| Set task |
Return each line holding the string "flying".

| Data extract |
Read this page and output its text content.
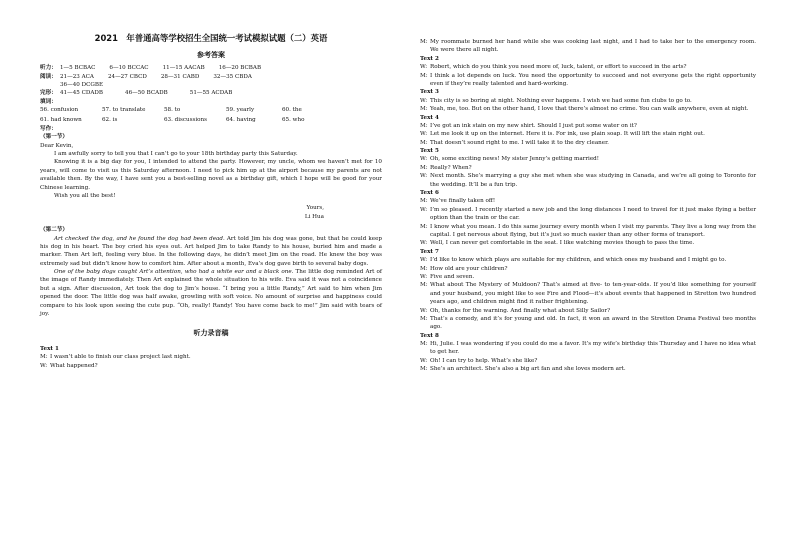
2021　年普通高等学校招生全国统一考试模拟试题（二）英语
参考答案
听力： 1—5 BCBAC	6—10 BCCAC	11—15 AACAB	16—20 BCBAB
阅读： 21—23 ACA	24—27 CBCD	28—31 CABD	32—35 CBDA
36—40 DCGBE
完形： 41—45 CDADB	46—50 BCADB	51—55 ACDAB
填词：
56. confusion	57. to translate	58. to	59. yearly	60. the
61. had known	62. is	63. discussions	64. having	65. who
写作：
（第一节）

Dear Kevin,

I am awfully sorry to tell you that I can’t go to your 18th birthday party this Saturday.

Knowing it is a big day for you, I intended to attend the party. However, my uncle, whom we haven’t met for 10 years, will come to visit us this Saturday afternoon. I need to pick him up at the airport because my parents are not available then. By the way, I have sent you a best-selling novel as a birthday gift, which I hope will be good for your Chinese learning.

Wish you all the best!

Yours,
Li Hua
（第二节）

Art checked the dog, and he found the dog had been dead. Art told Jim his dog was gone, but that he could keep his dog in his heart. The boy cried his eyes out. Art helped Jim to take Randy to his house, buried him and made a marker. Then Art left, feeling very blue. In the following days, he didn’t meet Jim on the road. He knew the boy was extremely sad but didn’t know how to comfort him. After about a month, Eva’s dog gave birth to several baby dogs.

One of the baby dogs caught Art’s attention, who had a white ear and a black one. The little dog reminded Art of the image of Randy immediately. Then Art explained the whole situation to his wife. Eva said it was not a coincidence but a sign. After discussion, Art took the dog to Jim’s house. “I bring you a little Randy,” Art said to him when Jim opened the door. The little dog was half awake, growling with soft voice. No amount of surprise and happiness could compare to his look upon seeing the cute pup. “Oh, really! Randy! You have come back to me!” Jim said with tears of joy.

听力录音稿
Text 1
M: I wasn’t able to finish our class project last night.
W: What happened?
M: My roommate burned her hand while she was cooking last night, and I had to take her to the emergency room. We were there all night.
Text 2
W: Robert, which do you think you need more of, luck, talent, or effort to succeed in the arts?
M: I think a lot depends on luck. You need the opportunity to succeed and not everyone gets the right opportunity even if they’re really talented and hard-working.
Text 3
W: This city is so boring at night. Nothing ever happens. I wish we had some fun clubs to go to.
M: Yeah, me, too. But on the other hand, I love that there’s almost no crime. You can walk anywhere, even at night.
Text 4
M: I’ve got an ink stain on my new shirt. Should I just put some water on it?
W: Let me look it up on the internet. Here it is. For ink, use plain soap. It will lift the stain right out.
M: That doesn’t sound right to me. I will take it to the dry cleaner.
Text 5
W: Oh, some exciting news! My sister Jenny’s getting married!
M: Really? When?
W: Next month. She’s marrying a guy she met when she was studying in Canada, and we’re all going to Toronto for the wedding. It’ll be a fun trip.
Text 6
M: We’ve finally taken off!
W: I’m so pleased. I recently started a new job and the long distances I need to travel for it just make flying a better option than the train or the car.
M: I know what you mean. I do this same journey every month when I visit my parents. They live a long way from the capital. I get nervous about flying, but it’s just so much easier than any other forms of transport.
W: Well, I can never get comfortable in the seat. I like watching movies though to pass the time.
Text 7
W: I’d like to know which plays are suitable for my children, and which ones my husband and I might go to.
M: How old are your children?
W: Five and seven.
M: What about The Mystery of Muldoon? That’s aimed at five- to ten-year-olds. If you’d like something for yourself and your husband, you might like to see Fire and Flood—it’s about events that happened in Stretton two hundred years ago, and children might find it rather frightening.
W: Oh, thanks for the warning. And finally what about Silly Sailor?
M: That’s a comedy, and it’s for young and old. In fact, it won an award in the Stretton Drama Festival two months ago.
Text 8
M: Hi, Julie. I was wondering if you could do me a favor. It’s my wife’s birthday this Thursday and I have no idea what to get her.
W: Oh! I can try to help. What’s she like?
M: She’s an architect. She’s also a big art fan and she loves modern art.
==
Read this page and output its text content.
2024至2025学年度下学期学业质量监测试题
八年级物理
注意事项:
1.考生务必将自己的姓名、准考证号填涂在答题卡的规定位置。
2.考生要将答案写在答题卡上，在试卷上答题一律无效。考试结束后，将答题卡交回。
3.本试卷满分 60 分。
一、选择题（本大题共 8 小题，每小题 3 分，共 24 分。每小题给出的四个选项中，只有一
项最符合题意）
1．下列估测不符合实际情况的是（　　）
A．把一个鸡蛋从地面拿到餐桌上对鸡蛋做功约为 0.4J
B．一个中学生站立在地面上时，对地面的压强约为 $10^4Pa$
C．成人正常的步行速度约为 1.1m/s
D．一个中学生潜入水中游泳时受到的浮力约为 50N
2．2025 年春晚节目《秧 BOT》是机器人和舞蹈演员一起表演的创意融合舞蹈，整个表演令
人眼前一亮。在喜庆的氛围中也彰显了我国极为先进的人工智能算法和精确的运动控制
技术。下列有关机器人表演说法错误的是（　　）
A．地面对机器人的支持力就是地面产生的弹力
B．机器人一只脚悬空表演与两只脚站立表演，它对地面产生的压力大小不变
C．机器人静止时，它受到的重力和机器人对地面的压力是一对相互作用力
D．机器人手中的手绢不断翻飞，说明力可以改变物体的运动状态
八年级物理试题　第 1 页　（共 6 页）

| Exercise result |
W: I’m so pleased. I recently started a new job and the long distances I need to travel for it just make flying a better option than the train or the car.
M: I know what you mean. I do this same journey every month when I visit my parents. They live a long way from the capital. I get nervous about flying, but it’s just so much easier than any other forms of transport.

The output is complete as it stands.